Exercise task: Below are records to be output exactly, every one of them.

Data for the task:
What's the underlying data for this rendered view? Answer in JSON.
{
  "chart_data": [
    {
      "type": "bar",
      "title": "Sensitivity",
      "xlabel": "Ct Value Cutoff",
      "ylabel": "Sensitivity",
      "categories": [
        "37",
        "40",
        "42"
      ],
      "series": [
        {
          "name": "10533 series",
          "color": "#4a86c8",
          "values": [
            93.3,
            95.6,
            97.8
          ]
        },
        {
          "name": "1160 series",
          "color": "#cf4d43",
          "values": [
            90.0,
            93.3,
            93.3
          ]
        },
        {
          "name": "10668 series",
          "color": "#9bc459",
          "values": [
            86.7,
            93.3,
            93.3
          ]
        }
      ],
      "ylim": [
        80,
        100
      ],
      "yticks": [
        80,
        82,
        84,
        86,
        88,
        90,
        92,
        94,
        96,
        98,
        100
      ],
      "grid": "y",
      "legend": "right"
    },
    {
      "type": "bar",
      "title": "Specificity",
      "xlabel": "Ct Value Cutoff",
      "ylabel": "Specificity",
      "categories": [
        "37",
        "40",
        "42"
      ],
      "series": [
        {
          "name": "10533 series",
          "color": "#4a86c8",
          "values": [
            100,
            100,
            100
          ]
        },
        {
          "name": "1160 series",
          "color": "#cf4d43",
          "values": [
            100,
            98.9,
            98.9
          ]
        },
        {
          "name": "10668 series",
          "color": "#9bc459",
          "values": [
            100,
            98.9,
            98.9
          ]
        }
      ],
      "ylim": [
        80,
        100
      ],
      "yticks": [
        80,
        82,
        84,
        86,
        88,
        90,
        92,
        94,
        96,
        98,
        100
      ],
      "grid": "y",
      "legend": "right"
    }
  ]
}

Solved exercise:
What's the underlying data for this rendered view? Answer in JSON.
{
  "chart_data": [
    {
      "type": "bar",
      "title": "Sensitivity",
      "xlabel": "Ct Value Cutoff",
      "ylabel": "Sensitivity",
      "categories": [
        "37",
        "40",
        "42"
      ],
      "series": [
        {
          "name": "10533 series",
          "color": "#4a86c8",
          "values": [
            93.3,
            95.6,
            97.8
          ]
        },
        {
          "name": "1160 series",
          "color": "#cf4d43",
          "values": [
            90.0,
            93.3,
            93.3
          ]
        },
        {
          "name": "10668 series",
          "color": "#9bc459",
          "values": [
            86.7,
            93.3,
            93.3
          ]
        }
      ],
      "ylim": [
        80,
        100
      ],
      "yticks": [
        80,
        82,
        84,
        86,
        88,
        90,
        92,
        94,
        96,
        98,
        100
      ],
      "grid": "y",
      "legend": "right"
    },
    {
      "type": "bar",
      "title": "Specificity",
      "xlabel": "Ct Value Cutoff",
      "ylabel": "Specificity",
      "categories": [
        "37",
        "40",
        "42"
      ],
      "series": [
        {
          "name": "10533 series",
          "color": "#4a86c8",
          "values": [
            100,
            100,
            100
          ]
        },
        {
          "name": "1160 series",
          "color": "#cf4d43",
          "values": [
            100,
            98.9,
            98.9
          ]
        },
        {
          "name": "10668 series",
          "color": "#9bc459",
          "values": [
            100,
            98.9,
            98.9
          ]
        }
      ],
      "ylim": [
        80,
        100
      ],
      "yticks": [
        80,
        82,
        84,
        86,
        88,
        90,
        92,
        94,
        96,
        98,
        100
      ],
      "grid": "y",
      "legend": "right"
    }
  ]
}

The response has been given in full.